◆ **Your instructions**:
Please retype the records below exactly, leaving out any pictures.
⁂
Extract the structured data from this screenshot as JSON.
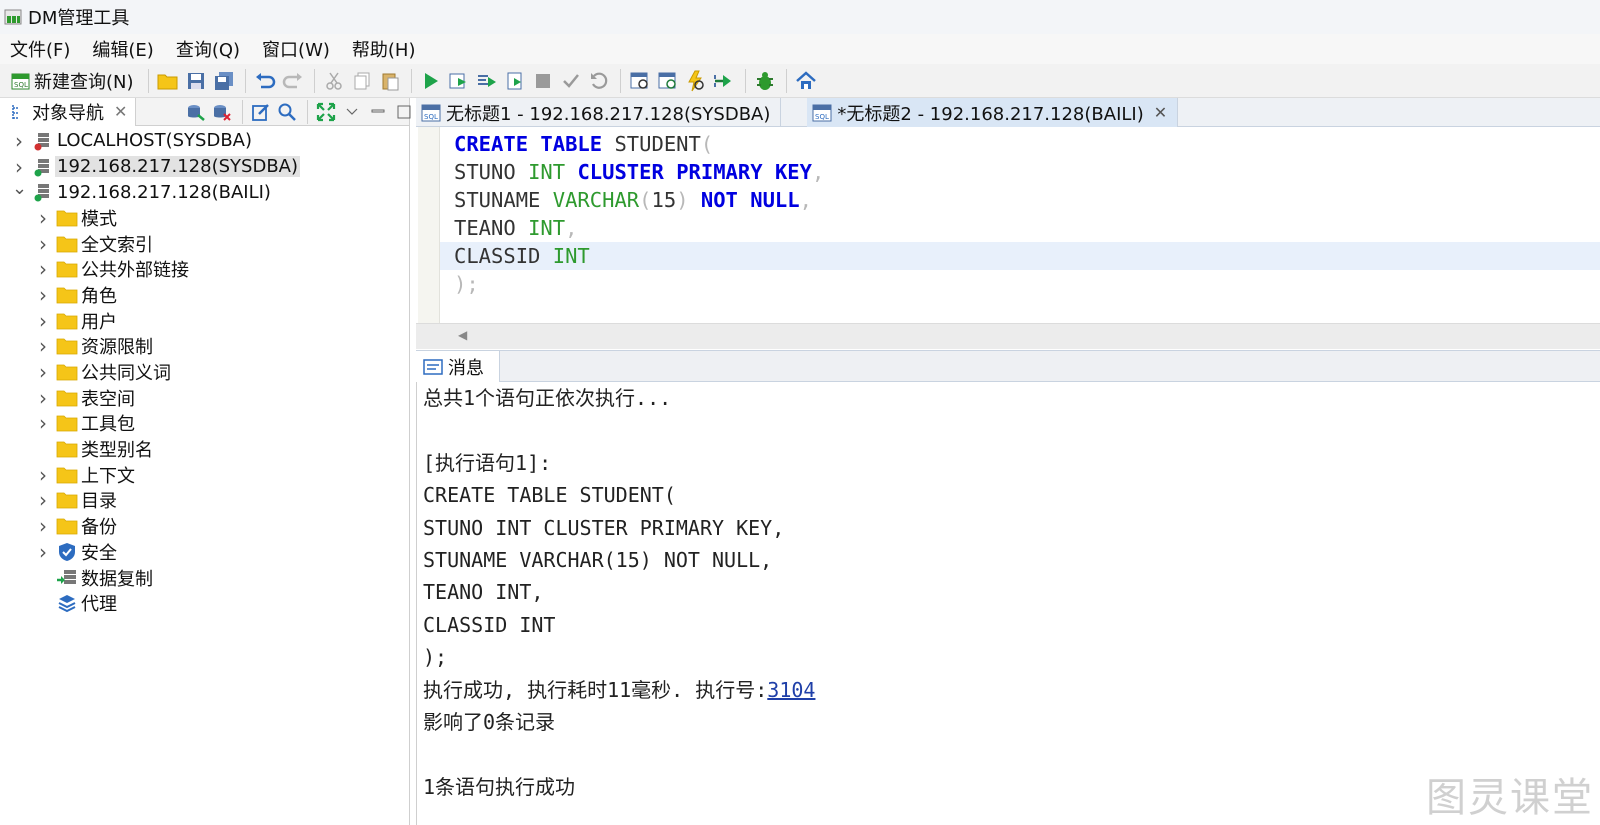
{
  "window": {
    "title": "DM管理工具"
  },
  "menu": [
    "文件(F)",
    "编辑(E)",
    "查询(Q)",
    "窗口(W)",
    "帮助(H)"
  ],
  "toolbar": {
    "new_query_label": "新建查询(N)"
  },
  "left_panel": {
    "tab_label": "对象导航",
    "tree": [
      {
        "label": "LOCALHOST(SYSDBA)",
        "level": 0,
        "expander": "collapsed",
        "icon": "server-red-icon"
      },
      {
        "label": "192.168.217.128(SYSDBA)",
        "level": 0,
        "expander": "collapsed",
        "icon": "server-green-icon",
        "selected": true
      },
      {
        "label": "192.168.217.128(BAILI)",
        "level": 0,
        "expander": "expanded",
        "icon": "server-green-icon"
      },
      {
        "label": "模式",
        "level": 1,
        "expander": "collapsed",
        "icon": "folder-icon"
      },
      {
        "label": "全文索引",
        "level": 1,
        "expander": "collapsed",
        "icon": "folder-icon"
      },
      {
        "label": "公共外部链接",
        "level": 1,
        "expander": "collapsed",
        "icon": "folder-icon"
      },
      {
        "label": "角色",
        "level": 1,
        "expander": "collapsed",
        "icon": "folder-icon"
      },
      {
        "label": "用户",
        "level": 1,
        "expander": "collapsed",
        "icon": "folder-icon"
      },
      {
        "label": "资源限制",
        "level": 1,
        "expander": "collapsed",
        "icon": "folder-icon"
      },
      {
        "label": "公共同义词",
        "level": 1,
        "expander": "collapsed",
        "icon": "folder-icon"
      },
      {
        "label": "表空间",
        "level": 1,
        "expander": "collapsed",
        "icon": "folder-icon"
      },
      {
        "label": "工具包",
        "level": 1,
        "expander": "collapsed",
        "icon": "folder-icon"
      },
      {
        "label": "类型别名",
        "level": 1,
        "expander": "none",
        "icon": "folder-icon"
      },
      {
        "label": "上下文",
        "level": 1,
        "expander": "collapsed",
        "icon": "folder-icon"
      },
      {
        "label": "目录",
        "level": 1,
        "expander": "collapsed",
        "icon": "folder-icon"
      },
      {
        "label": "备份",
        "level": 1,
        "expander": "collapsed",
        "icon": "folder-icon"
      },
      {
        "label": "安全",
        "level": 1,
        "expander": "collapsed",
        "icon": "shield-icon"
      },
      {
        "label": "数据复制",
        "level": 1,
        "expander": "none",
        "icon": "replication-icon"
      },
      {
        "label": "代理",
        "level": 1,
        "expander": "none",
        "icon": "layers-icon"
      }
    ]
  },
  "editor": {
    "tabs": [
      {
        "label": "无标题1 - 192.168.217.128(SYSDBA)",
        "active": false,
        "closable": false
      },
      {
        "label": "*无标题2 - 192.168.217.128(BAILI)",
        "active": true,
        "closable": true
      }
    ],
    "code_lines": [
      [
        {
          "t": "CREATE",
          "c": "kw"
        },
        {
          "t": " ",
          "c": "pl"
        },
        {
          "t": "TABLE",
          "c": "kw"
        },
        {
          "t": " STUDENT",
          "c": "pl"
        },
        {
          "t": "(",
          "c": "pu"
        }
      ],
      [
        {
          "t": "STUNO ",
          "c": "pl"
        },
        {
          "t": "INT",
          "c": "ty"
        },
        {
          "t": " ",
          "c": "pl"
        },
        {
          "t": "CLUSTER",
          "c": "kw"
        },
        {
          "t": " ",
          "c": "pl"
        },
        {
          "t": "PRIMARY",
          "c": "kw"
        },
        {
          "t": " ",
          "c": "pl"
        },
        {
          "t": "KEY",
          "c": "kw"
        },
        {
          "t": ",",
          "c": "pu"
        }
      ],
      [
        {
          "t": "STUNAME ",
          "c": "pl"
        },
        {
          "t": "VARCHAR",
          "c": "ty"
        },
        {
          "t": "(",
          "c": "pu"
        },
        {
          "t": "15",
          "c": "nm"
        },
        {
          "t": ")",
          "c": "pu"
        },
        {
          "t": " ",
          "c": "pl"
        },
        {
          "t": "NOT",
          "c": "kw"
        },
        {
          "t": " ",
          "c": "pl"
        },
        {
          "t": "NULL",
          "c": "kw"
        },
        {
          "t": ",",
          "c": "pu"
        }
      ],
      [
        {
          "t": "TEANO ",
          "c": "pl"
        },
        {
          "t": "INT",
          "c": "ty"
        },
        {
          "t": ",",
          "c": "pu"
        }
      ],
      [
        {
          "t": "CLASSID ",
          "c": "pl"
        },
        {
          "t": "INT",
          "c": "ty"
        }
      ],
      [
        {
          "t": ");",
          "c": "pu"
        }
      ]
    ]
  },
  "messages": {
    "tab_label": "消息",
    "lines": [
      "总共1个语句正依次执行...",
      "",
      "[执行语句1]:",
      "CREATE TABLE STUDENT(",
      "STUNO INT CLUSTER PRIMARY KEY,",
      "STUNAME VARCHAR(15) NOT NULL,",
      "TEANO INT,",
      "CLASSID INT",
      ");"
    ],
    "result_prefix": "执行成功, 执行耗时11毫秒. 执行号:",
    "exec_number": "3104",
    "affected": "影响了0条记录",
    "summary": "1条语句执行成功"
  },
  "watermark": "图灵课堂",
  "colors": {
    "keyword": "#0000e0",
    "type": "#2e9a2e",
    "link": "#1f3fa8",
    "folder": "#f5c518",
    "active_tab": "#d9e6f5"
  }
}
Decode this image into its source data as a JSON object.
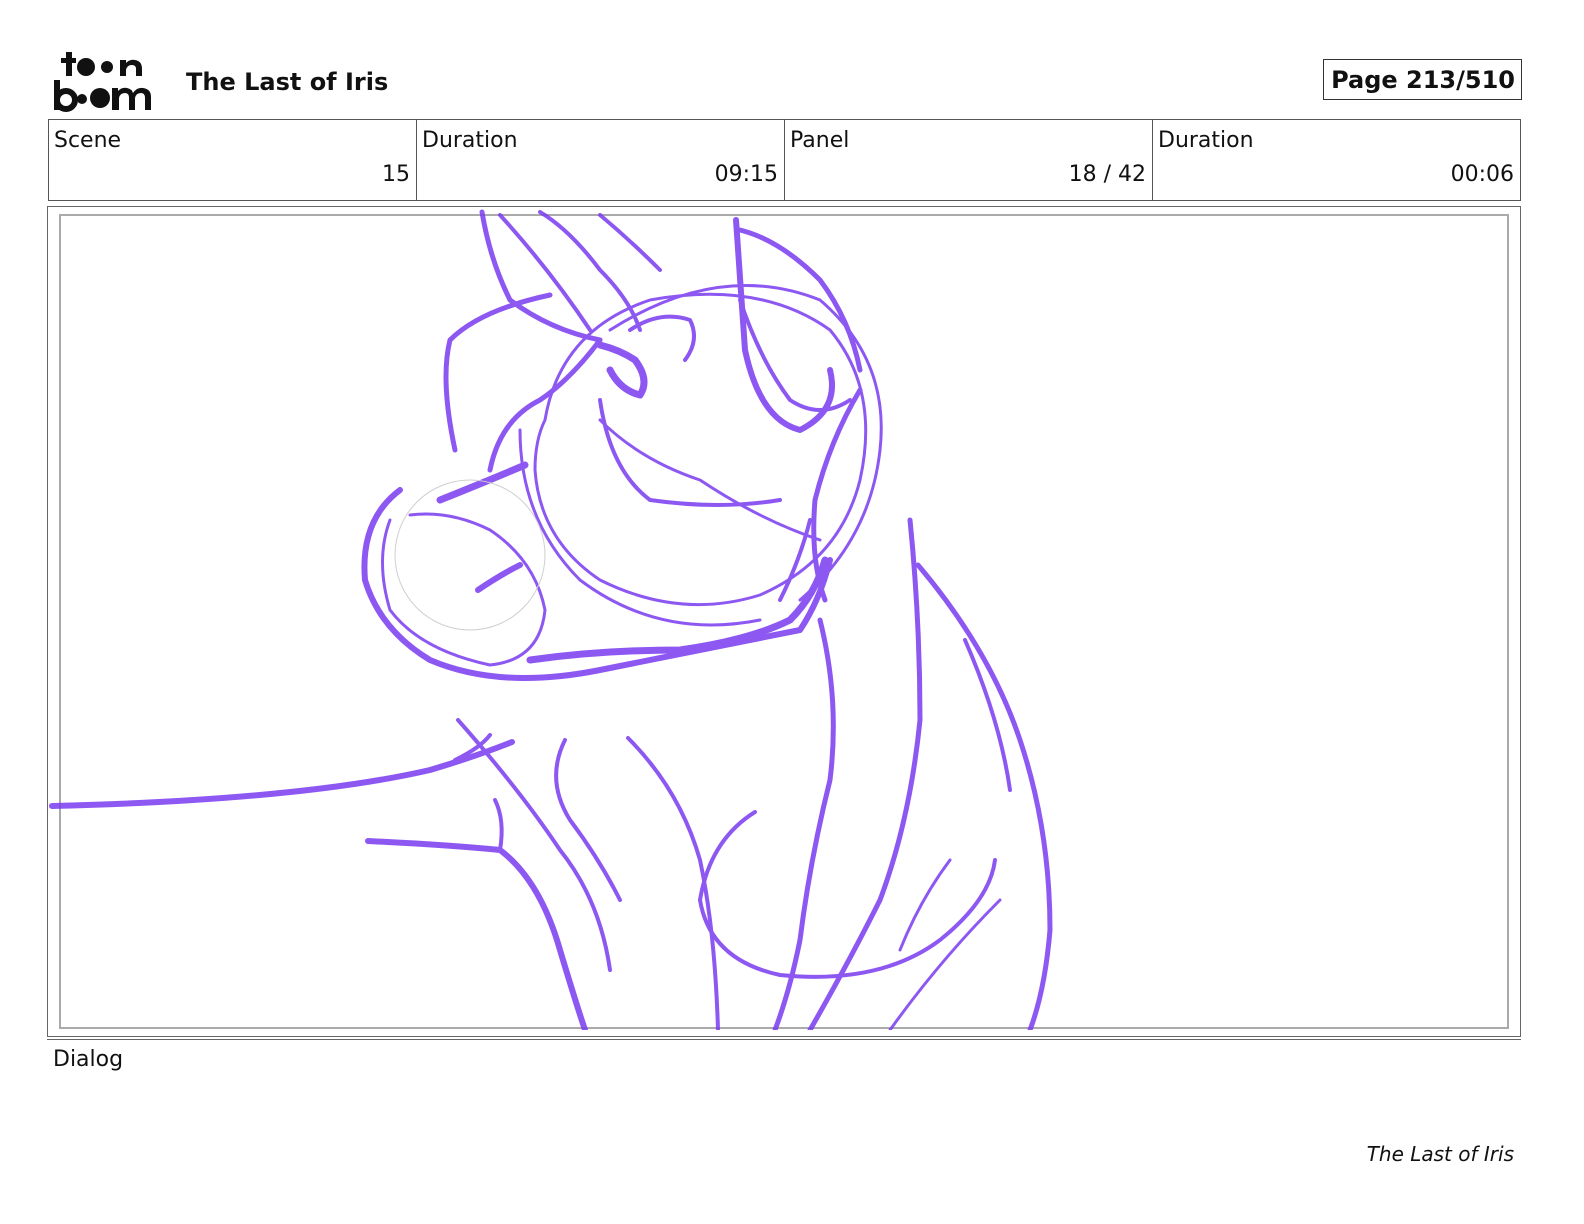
{
  "header": {
    "logo_text_top": "toon",
    "logo_text_bottom": "boom",
    "project_title": "The Last of Iris",
    "page_label": "Page 213/510"
  },
  "info": {
    "scene_label": "Scene",
    "scene_value": "15",
    "scene_duration_label": "Duration",
    "scene_duration_value": "09:15",
    "panel_label": "Panel",
    "panel_value": "18 / 42",
    "panel_duration_label": "Duration",
    "panel_duration_value": "00:06"
  },
  "panel": {
    "sketch_color": "#7a3cf0",
    "sketch_subject": "cat-head-sketch"
  },
  "dialog": {
    "label": "Dialog"
  },
  "footer": {
    "title": "The Last of Iris"
  }
}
⁂
◆ **Answer to the exercise**:
Extract the structured data from this screenshot as JSON.
{
  "window": {
    "title": "DM管理工具"
  },
  "menu": [
    "文件(F)",
    "编辑(E)",
    "查询(Q)",
    "窗口(W)",
    "帮助(H)"
  ],
  "toolbar": {
    "new_query_label": "新建查询(N)"
  },
  "left_panel": {
    "tab_label": "对象导航",
    "tree": [
      {
        "label": "LOCALHOST(SYSDBA)",
        "level": 0,
        "expander": "collapsed",
        "icon": "server-red-icon"
      },
      {
        "label": "192.168.217.128(SYSDBA)",
        "level": 0,
        "expander": "collapsed",
        "icon": "server-green-icon",
        "selected": true
      },
      {
        "label": "192.168.217.128(BAILI)",
        "level": 0,
        "expander": "expanded",
        "icon": "server-green-icon"
      },
      {
        "label": "模式",
        "level": 1,
        "expander": "collapsed",
        "icon": "folder-icon"
      },
      {
        "label": "全文索引",
        "level": 1,
        "expander": "collapsed",
        "icon": "folder-icon"
      },
      {
        "label": "公共外部链接",
        "level": 1,
        "expander": "collapsed",
        "icon": "folder-icon"
      },
      {
        "label": "角色",
        "level": 1,
        "expander": "collapsed",
        "icon": "folder-icon"
      },
      {
        "label": "用户",
        "level": 1,
        "expander": "collapsed",
        "icon": "folder-icon"
      },
      {
        "label": "资源限制",
        "level": 1,
        "expander": "collapsed",
        "icon": "folder-icon"
      },
      {
        "label": "公共同义词",
        "level": 1,
        "expander": "collapsed",
        "icon": "folder-icon"
      },
      {
        "label": "表空间",
        "level": 1,
        "expander": "collapsed",
        "icon": "folder-icon"
      },
      {
        "label": "工具包",
        "level": 1,
        "expander": "collapsed",
        "icon": "folder-icon"
      },
      {
        "label": "类型别名",
        "level": 1,
        "expander": "none",
        "icon": "folder-icon"
      },
      {
        "label": "上下文",
        "level": 1,
        "expander": "collapsed",
        "icon": "folder-icon"
      },
      {
        "label": "目录",
        "level": 1,
        "expander": "collapsed",
        "icon": "folder-icon"
      },
      {
        "label": "备份",
        "level": 1,
        "expander": "collapsed",
        "icon": "folder-icon"
      },
      {
        "label": "安全",
        "level": 1,
        "expander": "collapsed",
        "icon": "shield-icon"
      },
      {
        "label": "数据复制",
        "level": 1,
        "expander": "none",
        "icon": "replication-icon"
      },
      {
        "label": "代理",
        "level": 1,
        "expander": "none",
        "icon": "layers-icon"
      }
    ]
  },
  "editor": {
    "tabs": [
      {
        "label": "无标题1 - 192.168.217.128(SYSDBA)",
        "active": false,
        "closable": false
      },
      {
        "label": "*无标题2 - 192.168.217.128(BAILI)",
        "active": true,
        "closable": true
      }
    ],
    "code_lines": [
      [
        {
          "t": "CREATE",
          "c": "kw"
        },
        {
          "t": " ",
          "c": "pl"
        },
        {
          "t": "TABLE",
          "c": "kw"
        },
        {
          "t": " STUDENT",
          "c": "pl"
        },
        {
          "t": "(",
          "c": "pu"
        }
      ],
      [
        {
          "t": "STUNO ",
          "c": "pl"
        },
        {
          "t": "INT",
          "c": "ty"
        },
        {
          "t": " ",
          "c": "pl"
        },
        {
          "t": "CLUSTER",
          "c": "kw"
        },
        {
          "t": " ",
          "c": "pl"
        },
        {
          "t": "PRIMARY",
          "c": "kw"
        },
        {
          "t": " ",
          "c": "pl"
        },
        {
          "t": "KEY",
          "c": "kw"
        },
        {
          "t": ",",
          "c": "pu"
        }
      ],
      [
        {
          "t": "STUNAME ",
          "c": "pl"
        },
        {
          "t": "VARCHAR",
          "c": "ty"
        },
        {
          "t": "(",
          "c": "pu"
        },
        {
          "t": "15",
          "c": "nm"
        },
        {
          "t": ")",
          "c": "pu"
        },
        {
          "t": " ",
          "c": "pl"
        },
        {
          "t": "NOT",
          "c": "kw"
        },
        {
          "t": " ",
          "c": "pl"
        },
        {
          "t": "NULL",
          "c": "kw"
        },
        {
          "t": ",",
          "c": "pu"
        }
      ],
      [
        {
          "t": "TEANO ",
          "c": "pl"
        },
        {
          "t": "INT",
          "c": "ty"
        },
        {
          "t": ",",
          "c": "pu"
        }
      ],
      [
        {
          "t": "CLASSID ",
          "c": "pl"
        },
        {
          "t": "INT",
          "c": "ty"
        }
      ],
      [
        {
          "t": ");",
          "c": "pu"
        }
      ]
    ]
  },
  "messages": {
    "tab_label": "消息",
    "lines": [
      "总共1个语句正依次执行...",
      "",
      "[执行语句1]:",
      "CREATE TABLE STUDENT(",
      "STUNO INT CLUSTER PRIMARY KEY,",
      "STUNAME VARCHAR(15) NOT NULL,",
      "TEANO INT,",
      "CLASSID INT",
      ");"
    ],
    "result_prefix": "执行成功, 执行耗时11毫秒. 执行号:",
    "exec_number": "3104",
    "affected": "影响了0条记录",
    "summary": "1条语句执行成功"
  },
  "watermark": "图灵课堂",
  "colors": {
    "keyword": "#0000e0",
    "type": "#2e9a2e",
    "link": "#1f3fa8",
    "folder": "#f5c518",
    "active_tab": "#d9e6f5"
  }
}
Decode this image into its source data as a JSON object.
{
  "header": {
    "logo_text_top": "toon",
    "logo_text_bottom": "boom",
    "project_title": "The Last of Iris",
    "page_label": "Page 213/510"
  },
  "info": {
    "scene_label": "Scene",
    "scene_value": "15",
    "scene_duration_label": "Duration",
    "scene_duration_value": "09:15",
    "panel_label": "Panel",
    "panel_value": "18 / 42",
    "panel_duration_label": "Duration",
    "panel_duration_value": "00:06"
  },
  "panel": {
    "sketch_color": "#7a3cf0",
    "sketch_subject": "cat-head-sketch"
  },
  "dialog": {
    "label": "Dialog"
  },
  "footer": {
    "title": "The Last of Iris"
  }
}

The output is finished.